▸ **Saved entries**:
------------------------------------------------------------------------

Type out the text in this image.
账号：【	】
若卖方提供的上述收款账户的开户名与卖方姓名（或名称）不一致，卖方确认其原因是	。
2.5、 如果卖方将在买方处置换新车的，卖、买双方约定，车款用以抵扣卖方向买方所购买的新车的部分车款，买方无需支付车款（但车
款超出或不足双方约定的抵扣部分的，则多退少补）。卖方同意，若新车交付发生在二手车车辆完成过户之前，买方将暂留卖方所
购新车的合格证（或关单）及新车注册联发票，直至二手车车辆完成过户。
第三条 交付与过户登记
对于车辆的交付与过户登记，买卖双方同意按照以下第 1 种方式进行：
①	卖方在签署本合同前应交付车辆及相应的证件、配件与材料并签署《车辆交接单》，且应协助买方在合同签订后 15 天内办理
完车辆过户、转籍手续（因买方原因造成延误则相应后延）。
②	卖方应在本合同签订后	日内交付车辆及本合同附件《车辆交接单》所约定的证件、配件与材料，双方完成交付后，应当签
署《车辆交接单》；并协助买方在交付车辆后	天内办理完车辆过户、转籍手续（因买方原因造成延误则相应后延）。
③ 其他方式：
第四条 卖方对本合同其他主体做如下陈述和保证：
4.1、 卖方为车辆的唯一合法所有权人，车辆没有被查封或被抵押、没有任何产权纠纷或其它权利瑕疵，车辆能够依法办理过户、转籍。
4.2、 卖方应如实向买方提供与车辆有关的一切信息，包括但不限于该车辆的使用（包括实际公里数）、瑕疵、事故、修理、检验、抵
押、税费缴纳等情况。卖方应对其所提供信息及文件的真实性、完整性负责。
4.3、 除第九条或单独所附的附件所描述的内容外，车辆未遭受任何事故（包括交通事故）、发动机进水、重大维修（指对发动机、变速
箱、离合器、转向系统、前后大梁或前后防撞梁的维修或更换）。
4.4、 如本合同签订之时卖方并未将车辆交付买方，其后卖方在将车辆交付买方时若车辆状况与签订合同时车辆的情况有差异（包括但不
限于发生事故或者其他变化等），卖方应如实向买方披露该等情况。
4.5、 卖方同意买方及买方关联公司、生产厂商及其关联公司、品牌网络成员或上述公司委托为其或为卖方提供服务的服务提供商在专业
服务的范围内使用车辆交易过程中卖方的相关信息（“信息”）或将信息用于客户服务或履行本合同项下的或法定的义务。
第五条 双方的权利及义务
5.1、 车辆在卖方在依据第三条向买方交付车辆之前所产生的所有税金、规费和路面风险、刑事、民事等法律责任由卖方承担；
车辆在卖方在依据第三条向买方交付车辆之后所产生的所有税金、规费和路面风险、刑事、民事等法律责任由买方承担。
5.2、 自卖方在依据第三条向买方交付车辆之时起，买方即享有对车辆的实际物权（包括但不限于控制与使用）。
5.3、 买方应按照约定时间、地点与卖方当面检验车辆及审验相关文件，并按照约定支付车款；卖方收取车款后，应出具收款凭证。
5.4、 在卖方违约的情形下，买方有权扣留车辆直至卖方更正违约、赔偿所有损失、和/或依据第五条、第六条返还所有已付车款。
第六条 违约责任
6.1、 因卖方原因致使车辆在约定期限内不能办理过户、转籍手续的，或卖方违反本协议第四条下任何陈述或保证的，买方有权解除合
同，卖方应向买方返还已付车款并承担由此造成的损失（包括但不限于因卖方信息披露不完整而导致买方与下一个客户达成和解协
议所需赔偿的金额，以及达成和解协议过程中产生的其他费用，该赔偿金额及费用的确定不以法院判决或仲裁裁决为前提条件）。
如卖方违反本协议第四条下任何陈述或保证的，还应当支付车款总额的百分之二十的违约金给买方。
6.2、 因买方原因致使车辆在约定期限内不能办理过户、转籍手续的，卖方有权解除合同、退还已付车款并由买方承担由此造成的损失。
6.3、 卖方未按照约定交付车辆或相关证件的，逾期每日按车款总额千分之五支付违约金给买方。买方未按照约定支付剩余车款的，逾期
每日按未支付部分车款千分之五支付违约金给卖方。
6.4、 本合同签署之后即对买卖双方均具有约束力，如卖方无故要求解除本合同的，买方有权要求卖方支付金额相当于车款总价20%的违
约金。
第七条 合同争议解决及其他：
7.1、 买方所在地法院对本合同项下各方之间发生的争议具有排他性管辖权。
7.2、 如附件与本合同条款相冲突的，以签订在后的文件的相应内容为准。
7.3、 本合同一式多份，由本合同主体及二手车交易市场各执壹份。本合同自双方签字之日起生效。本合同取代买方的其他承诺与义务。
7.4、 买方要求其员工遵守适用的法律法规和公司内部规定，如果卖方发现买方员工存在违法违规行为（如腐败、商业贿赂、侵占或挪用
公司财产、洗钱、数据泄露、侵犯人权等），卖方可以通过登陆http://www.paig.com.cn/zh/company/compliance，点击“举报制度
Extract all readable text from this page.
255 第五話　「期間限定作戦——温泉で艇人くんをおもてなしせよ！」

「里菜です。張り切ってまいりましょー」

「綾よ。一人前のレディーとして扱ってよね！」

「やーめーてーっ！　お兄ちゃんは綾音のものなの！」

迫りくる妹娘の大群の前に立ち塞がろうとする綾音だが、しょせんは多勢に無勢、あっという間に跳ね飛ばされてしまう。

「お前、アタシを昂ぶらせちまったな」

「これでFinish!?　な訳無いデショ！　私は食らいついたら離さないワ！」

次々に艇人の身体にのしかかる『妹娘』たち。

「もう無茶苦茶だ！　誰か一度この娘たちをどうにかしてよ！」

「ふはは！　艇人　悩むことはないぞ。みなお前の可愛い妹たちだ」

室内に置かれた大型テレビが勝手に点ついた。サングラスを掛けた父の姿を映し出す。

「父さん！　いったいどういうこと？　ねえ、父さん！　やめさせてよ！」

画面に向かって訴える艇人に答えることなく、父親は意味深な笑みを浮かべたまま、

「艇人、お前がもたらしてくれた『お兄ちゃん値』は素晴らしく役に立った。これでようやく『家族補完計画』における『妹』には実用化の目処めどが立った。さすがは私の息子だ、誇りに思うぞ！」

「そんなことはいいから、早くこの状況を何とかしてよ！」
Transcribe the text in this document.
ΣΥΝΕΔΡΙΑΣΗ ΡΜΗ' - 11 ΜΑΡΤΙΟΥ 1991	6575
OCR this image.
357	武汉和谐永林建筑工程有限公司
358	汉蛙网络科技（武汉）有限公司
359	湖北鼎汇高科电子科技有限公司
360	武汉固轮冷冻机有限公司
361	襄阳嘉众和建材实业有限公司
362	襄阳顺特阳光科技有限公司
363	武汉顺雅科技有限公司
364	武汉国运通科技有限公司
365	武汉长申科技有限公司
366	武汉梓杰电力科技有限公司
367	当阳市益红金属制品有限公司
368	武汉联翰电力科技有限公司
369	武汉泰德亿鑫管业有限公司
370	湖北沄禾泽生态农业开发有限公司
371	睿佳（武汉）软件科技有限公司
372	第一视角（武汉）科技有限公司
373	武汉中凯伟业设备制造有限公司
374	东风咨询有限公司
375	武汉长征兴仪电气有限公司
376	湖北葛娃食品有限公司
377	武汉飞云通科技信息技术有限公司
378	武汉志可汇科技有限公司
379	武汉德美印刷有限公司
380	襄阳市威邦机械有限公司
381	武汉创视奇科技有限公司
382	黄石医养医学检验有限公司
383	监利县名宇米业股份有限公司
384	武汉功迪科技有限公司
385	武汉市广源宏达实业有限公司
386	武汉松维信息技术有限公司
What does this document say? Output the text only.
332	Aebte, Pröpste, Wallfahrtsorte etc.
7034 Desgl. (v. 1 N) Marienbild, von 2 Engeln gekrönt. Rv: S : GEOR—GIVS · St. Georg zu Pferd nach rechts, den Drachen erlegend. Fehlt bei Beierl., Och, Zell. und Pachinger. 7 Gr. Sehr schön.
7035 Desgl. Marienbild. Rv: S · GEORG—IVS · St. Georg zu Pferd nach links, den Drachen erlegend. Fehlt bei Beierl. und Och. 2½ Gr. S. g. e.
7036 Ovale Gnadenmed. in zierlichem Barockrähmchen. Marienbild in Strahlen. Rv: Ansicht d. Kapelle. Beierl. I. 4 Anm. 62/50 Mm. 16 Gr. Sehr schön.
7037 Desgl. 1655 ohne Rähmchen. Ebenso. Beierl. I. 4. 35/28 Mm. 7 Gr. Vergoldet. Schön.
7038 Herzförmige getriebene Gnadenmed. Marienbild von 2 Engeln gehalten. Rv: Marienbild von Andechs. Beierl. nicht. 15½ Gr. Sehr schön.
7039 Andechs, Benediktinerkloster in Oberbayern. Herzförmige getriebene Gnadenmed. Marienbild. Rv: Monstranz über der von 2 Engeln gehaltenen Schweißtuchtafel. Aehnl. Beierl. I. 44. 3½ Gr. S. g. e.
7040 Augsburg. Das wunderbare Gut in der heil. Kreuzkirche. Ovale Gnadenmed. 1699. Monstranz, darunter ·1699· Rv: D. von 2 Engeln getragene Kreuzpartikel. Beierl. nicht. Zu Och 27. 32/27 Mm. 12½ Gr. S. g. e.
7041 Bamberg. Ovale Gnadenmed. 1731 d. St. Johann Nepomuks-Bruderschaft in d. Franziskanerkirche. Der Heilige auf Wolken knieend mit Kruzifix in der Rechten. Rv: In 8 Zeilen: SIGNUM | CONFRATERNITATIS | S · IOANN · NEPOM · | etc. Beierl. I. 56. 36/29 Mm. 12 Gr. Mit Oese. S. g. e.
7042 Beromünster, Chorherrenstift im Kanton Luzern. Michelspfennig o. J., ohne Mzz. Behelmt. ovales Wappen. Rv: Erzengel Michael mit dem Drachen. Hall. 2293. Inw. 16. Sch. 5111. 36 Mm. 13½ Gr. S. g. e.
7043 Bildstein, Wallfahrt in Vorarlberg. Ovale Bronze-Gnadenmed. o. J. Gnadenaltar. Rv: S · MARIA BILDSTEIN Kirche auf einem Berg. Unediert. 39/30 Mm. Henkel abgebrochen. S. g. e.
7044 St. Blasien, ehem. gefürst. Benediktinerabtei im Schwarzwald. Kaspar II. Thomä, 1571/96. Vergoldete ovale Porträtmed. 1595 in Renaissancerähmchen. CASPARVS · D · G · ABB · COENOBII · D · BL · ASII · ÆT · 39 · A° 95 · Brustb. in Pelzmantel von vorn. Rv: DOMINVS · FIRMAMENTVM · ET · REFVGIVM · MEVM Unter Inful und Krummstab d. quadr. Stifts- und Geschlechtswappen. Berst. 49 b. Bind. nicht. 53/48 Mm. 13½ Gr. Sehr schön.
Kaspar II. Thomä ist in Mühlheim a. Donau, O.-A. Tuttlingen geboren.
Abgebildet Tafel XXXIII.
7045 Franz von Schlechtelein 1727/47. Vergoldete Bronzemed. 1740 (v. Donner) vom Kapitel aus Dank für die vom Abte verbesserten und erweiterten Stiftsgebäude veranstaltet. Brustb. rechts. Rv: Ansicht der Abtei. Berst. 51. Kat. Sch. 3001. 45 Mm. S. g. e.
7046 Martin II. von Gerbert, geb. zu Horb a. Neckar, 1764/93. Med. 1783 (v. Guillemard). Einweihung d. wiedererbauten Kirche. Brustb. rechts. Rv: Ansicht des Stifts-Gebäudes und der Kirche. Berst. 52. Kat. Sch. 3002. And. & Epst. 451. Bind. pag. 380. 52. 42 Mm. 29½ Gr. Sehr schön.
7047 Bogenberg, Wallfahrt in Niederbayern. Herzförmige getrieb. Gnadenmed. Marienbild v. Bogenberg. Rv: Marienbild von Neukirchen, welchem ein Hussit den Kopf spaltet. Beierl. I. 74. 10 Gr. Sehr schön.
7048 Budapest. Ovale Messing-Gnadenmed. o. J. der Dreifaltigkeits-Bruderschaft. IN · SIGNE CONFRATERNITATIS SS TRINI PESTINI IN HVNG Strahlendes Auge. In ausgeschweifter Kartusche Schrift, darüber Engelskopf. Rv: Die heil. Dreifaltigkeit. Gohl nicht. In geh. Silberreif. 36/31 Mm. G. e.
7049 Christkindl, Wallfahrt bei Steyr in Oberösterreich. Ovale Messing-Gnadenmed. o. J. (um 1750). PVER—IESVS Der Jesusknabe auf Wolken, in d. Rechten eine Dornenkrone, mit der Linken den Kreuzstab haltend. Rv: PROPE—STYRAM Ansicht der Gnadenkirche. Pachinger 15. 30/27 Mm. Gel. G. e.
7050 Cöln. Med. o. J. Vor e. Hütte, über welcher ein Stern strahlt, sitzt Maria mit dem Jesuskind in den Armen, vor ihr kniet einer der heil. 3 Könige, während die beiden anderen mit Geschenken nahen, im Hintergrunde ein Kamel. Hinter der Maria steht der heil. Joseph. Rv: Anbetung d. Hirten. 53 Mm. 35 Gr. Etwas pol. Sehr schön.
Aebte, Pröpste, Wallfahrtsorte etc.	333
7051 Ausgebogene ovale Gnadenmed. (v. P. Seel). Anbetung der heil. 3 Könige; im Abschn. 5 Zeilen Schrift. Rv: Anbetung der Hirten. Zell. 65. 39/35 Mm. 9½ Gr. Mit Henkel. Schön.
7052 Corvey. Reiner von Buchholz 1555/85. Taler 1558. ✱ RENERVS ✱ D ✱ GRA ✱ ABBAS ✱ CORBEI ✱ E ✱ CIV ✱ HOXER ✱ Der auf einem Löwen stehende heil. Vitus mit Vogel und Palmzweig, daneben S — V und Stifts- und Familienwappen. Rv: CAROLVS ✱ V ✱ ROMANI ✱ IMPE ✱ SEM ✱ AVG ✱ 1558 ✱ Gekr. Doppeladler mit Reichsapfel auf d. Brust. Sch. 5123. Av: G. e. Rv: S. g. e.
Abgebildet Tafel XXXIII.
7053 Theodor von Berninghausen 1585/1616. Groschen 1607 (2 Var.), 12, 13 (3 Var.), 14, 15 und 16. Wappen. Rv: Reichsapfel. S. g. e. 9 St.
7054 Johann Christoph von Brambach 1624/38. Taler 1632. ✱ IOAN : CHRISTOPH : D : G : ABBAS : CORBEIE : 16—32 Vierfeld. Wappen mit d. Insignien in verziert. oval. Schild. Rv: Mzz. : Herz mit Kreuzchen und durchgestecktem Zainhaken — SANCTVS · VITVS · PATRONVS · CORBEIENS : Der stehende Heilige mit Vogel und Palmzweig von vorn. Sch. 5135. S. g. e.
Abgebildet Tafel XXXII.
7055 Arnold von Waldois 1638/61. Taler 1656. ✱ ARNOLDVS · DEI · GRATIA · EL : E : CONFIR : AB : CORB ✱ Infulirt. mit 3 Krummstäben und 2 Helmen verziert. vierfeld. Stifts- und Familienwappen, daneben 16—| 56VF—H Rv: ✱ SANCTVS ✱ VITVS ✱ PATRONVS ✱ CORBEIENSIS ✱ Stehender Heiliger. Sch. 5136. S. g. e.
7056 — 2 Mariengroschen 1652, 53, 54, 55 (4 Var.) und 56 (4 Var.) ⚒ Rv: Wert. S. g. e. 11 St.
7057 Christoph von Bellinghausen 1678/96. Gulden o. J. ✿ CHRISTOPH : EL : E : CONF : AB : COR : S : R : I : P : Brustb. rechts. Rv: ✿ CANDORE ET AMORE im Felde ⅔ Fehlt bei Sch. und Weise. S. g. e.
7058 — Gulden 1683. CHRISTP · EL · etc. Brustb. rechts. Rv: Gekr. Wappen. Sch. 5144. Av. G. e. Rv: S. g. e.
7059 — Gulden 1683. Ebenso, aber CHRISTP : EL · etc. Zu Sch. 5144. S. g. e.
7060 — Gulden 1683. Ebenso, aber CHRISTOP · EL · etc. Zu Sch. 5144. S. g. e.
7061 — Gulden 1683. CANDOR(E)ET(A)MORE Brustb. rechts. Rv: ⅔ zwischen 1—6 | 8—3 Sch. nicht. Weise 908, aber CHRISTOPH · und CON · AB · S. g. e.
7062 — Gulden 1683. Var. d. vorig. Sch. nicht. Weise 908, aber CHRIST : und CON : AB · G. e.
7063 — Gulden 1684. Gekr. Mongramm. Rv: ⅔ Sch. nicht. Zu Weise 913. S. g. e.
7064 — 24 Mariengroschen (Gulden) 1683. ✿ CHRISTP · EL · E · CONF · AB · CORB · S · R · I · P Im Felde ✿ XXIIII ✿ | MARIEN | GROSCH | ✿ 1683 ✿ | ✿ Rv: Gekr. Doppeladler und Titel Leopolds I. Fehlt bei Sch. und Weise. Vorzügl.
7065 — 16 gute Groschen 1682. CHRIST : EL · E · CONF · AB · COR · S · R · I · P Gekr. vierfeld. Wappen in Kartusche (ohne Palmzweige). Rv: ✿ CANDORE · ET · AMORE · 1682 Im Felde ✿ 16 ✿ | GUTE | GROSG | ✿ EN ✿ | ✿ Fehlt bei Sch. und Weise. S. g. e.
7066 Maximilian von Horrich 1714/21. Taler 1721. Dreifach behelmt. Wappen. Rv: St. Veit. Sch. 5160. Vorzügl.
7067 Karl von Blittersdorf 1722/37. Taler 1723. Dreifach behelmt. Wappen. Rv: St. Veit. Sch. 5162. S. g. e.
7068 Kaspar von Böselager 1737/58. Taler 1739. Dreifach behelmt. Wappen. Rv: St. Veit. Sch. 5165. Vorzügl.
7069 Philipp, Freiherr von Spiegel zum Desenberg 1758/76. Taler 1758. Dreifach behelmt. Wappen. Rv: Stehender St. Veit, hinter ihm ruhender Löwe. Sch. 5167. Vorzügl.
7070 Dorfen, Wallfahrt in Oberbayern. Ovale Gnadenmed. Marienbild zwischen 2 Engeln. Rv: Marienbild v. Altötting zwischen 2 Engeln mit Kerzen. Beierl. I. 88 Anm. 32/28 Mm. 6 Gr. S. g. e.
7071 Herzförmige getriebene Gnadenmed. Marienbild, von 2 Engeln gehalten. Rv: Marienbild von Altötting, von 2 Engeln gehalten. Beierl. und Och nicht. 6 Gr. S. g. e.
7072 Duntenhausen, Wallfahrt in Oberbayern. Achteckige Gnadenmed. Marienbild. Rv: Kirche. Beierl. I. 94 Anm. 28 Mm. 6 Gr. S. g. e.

------------------------------------------------------------------------

▸ **What the exercise asks**:
Among the lines of the listing, how many hold the string "Drachen"? Respond with only the number.

▸ **Problem solution**:
3